- RECORDS FOR THIS EXERCISE:

========================================

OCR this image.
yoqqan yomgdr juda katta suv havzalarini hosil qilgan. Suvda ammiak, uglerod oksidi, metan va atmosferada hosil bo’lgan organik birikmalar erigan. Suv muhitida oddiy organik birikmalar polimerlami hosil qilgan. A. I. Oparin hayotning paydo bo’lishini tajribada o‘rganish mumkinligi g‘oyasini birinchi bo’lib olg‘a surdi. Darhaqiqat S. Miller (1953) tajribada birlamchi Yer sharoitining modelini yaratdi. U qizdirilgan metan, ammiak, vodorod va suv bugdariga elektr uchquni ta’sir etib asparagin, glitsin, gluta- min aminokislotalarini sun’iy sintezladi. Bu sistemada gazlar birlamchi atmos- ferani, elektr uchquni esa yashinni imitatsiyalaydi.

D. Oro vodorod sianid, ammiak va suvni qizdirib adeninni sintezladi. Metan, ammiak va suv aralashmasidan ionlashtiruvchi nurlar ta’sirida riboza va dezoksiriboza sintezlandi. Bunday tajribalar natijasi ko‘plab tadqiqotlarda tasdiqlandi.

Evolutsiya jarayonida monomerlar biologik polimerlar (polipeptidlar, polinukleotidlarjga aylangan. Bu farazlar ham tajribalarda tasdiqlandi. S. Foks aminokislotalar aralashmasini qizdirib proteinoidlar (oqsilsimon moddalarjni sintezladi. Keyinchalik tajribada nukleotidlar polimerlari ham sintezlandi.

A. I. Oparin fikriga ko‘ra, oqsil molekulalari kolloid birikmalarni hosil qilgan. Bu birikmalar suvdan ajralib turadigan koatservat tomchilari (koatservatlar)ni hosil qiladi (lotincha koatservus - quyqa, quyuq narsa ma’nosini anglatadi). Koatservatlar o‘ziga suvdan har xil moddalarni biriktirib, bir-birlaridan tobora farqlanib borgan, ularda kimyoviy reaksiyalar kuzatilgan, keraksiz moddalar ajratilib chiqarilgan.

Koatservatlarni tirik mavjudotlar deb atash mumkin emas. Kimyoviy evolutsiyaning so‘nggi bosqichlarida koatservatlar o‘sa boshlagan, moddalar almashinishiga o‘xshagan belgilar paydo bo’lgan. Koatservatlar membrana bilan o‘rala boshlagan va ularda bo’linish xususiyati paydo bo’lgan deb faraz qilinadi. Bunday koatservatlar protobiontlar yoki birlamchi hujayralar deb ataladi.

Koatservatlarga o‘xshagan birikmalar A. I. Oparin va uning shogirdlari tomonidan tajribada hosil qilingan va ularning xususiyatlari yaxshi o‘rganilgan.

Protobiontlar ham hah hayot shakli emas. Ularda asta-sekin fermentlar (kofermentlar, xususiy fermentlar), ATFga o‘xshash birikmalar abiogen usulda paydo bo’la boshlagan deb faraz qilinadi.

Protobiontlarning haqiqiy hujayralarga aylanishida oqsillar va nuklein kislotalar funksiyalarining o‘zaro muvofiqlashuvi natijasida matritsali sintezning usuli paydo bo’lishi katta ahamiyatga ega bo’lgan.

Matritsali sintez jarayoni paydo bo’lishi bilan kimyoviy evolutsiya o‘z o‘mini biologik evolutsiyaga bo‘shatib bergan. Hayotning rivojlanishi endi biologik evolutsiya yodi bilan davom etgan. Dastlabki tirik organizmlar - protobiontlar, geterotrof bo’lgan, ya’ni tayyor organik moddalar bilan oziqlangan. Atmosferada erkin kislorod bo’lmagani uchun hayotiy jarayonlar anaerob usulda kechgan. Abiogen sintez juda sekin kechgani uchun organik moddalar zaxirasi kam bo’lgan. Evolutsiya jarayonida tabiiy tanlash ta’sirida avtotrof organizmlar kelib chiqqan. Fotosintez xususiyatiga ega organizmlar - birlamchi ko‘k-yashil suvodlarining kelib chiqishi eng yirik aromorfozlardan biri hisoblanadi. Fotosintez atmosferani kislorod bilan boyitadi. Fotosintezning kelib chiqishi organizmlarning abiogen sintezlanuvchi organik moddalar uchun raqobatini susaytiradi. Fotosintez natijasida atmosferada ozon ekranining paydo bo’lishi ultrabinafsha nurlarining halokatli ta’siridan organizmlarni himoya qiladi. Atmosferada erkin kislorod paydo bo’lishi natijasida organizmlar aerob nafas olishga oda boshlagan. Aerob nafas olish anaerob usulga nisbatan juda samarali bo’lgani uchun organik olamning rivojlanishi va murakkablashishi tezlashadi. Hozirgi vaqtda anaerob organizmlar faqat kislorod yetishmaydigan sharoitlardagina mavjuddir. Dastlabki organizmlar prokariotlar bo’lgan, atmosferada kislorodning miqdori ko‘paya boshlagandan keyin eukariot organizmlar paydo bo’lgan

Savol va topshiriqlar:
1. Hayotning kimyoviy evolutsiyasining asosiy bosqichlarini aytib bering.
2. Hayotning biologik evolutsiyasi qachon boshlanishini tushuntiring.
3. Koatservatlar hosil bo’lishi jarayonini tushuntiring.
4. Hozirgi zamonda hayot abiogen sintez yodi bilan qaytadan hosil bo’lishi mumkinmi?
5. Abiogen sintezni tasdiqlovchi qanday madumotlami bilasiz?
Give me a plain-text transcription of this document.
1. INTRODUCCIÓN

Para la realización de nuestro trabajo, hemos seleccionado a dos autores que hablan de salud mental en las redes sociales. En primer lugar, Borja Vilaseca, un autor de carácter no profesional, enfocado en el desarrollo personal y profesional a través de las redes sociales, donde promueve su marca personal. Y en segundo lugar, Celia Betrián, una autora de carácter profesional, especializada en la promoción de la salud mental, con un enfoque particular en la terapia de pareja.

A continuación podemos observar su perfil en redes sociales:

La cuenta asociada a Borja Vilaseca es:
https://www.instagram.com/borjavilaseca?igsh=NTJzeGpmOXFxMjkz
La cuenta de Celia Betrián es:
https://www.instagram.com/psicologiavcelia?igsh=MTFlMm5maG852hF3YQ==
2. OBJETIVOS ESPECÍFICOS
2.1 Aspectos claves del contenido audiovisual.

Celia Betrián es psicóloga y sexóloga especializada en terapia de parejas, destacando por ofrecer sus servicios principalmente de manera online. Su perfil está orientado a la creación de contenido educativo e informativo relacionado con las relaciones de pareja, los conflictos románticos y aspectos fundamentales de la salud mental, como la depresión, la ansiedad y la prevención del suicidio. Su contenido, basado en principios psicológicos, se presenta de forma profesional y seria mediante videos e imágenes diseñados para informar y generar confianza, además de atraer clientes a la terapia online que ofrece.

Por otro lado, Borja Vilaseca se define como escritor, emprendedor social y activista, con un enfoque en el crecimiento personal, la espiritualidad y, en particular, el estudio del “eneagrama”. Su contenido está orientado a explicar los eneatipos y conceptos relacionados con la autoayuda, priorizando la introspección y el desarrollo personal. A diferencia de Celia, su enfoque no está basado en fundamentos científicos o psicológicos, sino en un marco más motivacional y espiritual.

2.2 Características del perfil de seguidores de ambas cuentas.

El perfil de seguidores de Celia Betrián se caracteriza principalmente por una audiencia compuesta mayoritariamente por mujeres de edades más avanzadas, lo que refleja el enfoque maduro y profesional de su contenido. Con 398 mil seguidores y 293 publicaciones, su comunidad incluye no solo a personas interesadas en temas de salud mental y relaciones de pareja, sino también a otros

========================================

- WORK REQUEST: Without omitting anything, reproduce the whole of the data.

- EXERCISE RESULT:
OCR this image.
yoqqan yomgdr juda katta suv havzalarini hosil qilgan. Suvda ammiak, uglerod oksidi, metan va atmosferada hosil bo’lgan organik birikmalar erigan. Suv muhitida oddiy organik birikmalar polimerlami hosil qilgan. A. I. Oparin hayotning paydo bo’lishini tajribada o‘rganish mumkinligi g‘oyasini birinchi bo’lib olg‘a surdi. Darhaqiqat S. Miller (1953) tajribada birlamchi Yer sharoitining modelini yaratdi. U qizdirilgan metan, ammiak, vodorod va suv bugdariga elektr uchquni ta’sir etib asparagin, glitsin, gluta- min aminokislotalarini sun’iy sintezladi. Bu sistemada gazlar birlamchi atmos- ferani, elektr uchquni esa yashinni imitatsiyalaydi.

D. Oro vodorod sianid, ammiak va suvni qizdirib adeninni sintezladi. Metan, ammiak va suv aralashmasidan ionlashtiruvchi nurlar ta’sirida riboza va dezoksiriboza sintezlandi. Bunday tajribalar natijasi ko‘plab tadqiqotlarda tasdiqlandi.

Evolutsiya jarayonida monomerlar biologik polimerlar (polipeptidlar, polinukleotidlarjga aylangan. Bu farazlar ham tajribalarda tasdiqlandi. S. Foks aminokislotalar aralashmasini qizdirib proteinoidlar (oqsilsimon moddalarjni sintezladi. Keyinchalik tajribada nukleotidlar polimerlari ham sintezlandi.

A. I. Oparin fikriga ko‘ra, oqsil molekulalari kolloid birikmalarni hosil qilgan. Bu birikmalar suvdan ajralib turadigan koatservat tomchilari (koatservatlar)ni hosil qiladi (lotincha koatservus - quyqa, quyuq narsa ma’nosini anglatadi). Koatservatlar o‘ziga suvdan har xil moddalarni biriktirib, bir-birlaridan tobora farqlanib borgan, ularda kimyoviy reaksiyalar kuzatilgan, keraksiz moddalar ajratilib chiqarilgan.

Koatservatlarni tirik mavjudotlar deb atash mumkin emas. Kimyoviy evolutsiyaning so‘nggi bosqichlarida koatservatlar o‘sa boshlagan, moddalar almashinishiga o‘xshagan belgilar paydo bo’lgan. Koatservatlar membrana bilan o‘rala boshlagan va ularda bo’linish xususiyati paydo bo’lgan deb faraz qilinadi. Bunday koatservatlar protobiontlar yoki birlamchi hujayralar deb ataladi.

Koatservatlarga o‘xshagan birikmalar A. I. Oparin va uning shogirdlari tomonidan tajribada hosil qilingan va ularning xususiyatlari yaxshi o‘rganilgan.

Protobiontlar ham hah hayot shakli emas. Ularda asta-sekin fermentlar (kofermentlar, xususiy fermentlar), ATFga o‘xshash birikmalar abiogen usulda paydo bo’la boshlagan deb faraz qilinadi.

Protobiontlarning haqiqiy hujayralarga aylanishida oqsillar va nuklein kislotalar funksiyalarining o‘zaro muvofiqlashuvi natijasida matritsali sintezning usuli paydo bo’lishi katta ahamiyatga ega bo’lgan.

Matritsali sintez jarayoni paydo bo’lishi bilan kimyoviy evolutsiya o‘z o‘mini biologik evolutsiyaga bo‘shatib bergan. Hayotning rivojlanishi endi biologik evolutsiya yodi bilan davom etgan. Dastlabki tirik organizmlar - protobiontlar, geterotrof bo’lgan, ya’ni tayyor organik moddalar bilan oziqlangan. Atmosferada erkin kislorod bo’lmagani uchun hayotiy jarayonlar anaerob usulda kechgan. Abiogen sintez juda sekin kechgani uchun organik moddalar zaxirasi kam bo’lgan. Evolutsiya jarayonida tabiiy tanlash ta’sirida avtotrof organizmlar kelib chiqqan. Fotosintez xususiyatiga ega organizmlar - birlamchi ko‘k-yashil suvodlarining kelib chiqishi eng yirik aromorfozlardan biri hisoblanadi. Fotosintez atmosferani kislorod bilan boyitadi. Fotosintezning kelib chiqishi organizmlarning abiogen sintezlanuvchi organik moddalar uchun raqobatini susaytiradi. Fotosintez natijasida atmosferada ozon ekranining paydo bo’lishi ultrabinafsha nurlarining halokatli ta’siridan organizmlarni himoya qiladi. Atmosferada erkin kislorod paydo bo’lishi natijasida organizmlar aerob nafas olishga oda boshlagan. Aerob nafas olish anaerob usulga nisbatan juda samarali bo’lgani uchun organik olamning rivojlanishi va murakkablashishi tezlashadi. Hozirgi vaqtda anaerob organizmlar faqat kislorod yetishmaydigan sharoitlardagina mavjuddir. Dastlabki organizmlar prokariotlar bo’lgan, atmosferada kislorodning miqdori ko‘paya boshlagandan keyin eukariot organizmlar paydo bo’lgan

Savol va topshiriqlar:
1. Hayotning kimyoviy evolutsiyasining asosiy bosqichlarini aytib bering.
2. Hayotning biologik evolutsiyasi qachon boshlanishini tushuntiring.
3. Koatservatlar hosil bo’lishi jarayonini tushuntiring.
4. Hozirgi zamonda hayot abiogen sintez yodi bilan qaytadan hosil bo’lishi mumkinmi?
5. Abiogen sintezni tasdiqlovchi qanday madumotlami bilasiz?
Give me a plain-text transcription of this document.
1. INTRODUCCIÓN

Para la realización de nuestro trabajo, hemos seleccionado a dos autores que hablan de salud mental en las redes sociales. En primer lugar, Borja Vilaseca, un autor de carácter no profesional, enfocado en el desarrollo personal y profesional a través de las redes sociales, donde promueve su marca personal. Y en segundo lugar, Celia Betrián, una autora de carácter profesional, especializada en la promoción de la salud mental, con un enfoque particular en la terapia de pareja.

A continuación podemos observar su perfil en redes sociales:

La cuenta asociada a Borja Vilaseca es:
https://www.instagram.com/borjavilaseca?igsh=NTJzeGpmOXFxMjkz
La cuenta de Celia Betrián es:
https://www.instagram.com/psicologiavcelia?igsh=MTFlMm5maG852hF3YQ==
2. OBJETIVOS ESPECÍFICOS
2.1 Aspectos claves del contenido audiovisual.

Celia Betrián es psicóloga y sexóloga especializada en terapia de parejas, destacando por ofrecer sus servicios principalmente de manera online. Su perfil está orientado a la creación de contenido educativo e informativo relacionado con las relaciones de pareja, los conflictos románticos y aspectos fundamentales de la salud mental, como la depresión, la ansiedad y la prevención del suicidio. Su contenido, basado en principios psicológicos, se presenta de forma profesional y seria mediante videos e imágenes diseñados para informar y generar confianza, además de atraer clientes a la terapia online que ofrece.

Por otro lado, Borja Vilaseca se define como escritor, emprendedor social y activista, con un enfoque en el crecimiento personal, la espiritualidad y, en particular, el estudio del “eneagrama”. Su contenido está orientado a explicar los eneatipos y conceptos relacionados con la autoayuda, priorizando la introspección y el desarrollo personal. A diferencia de Celia, su enfoque no está basado en fundamentos científicos o psicológicos, sino en un marco más motivacional y espiritual.

2.2 Características del perfil de seguidores de ambas cuentas.

El perfil de seguidores de Celia Betrián se caracteriza principalmente por una audiencia compuesta mayoritariamente por mujeres de edades más avanzadas, lo que refleja el enfoque maduro y profesional de su contenido. Con 398 mil seguidores y 293 publicaciones, su comunidad incluye no solo a personas interesadas en temas de salud mental y relaciones de pareja, sino también a otros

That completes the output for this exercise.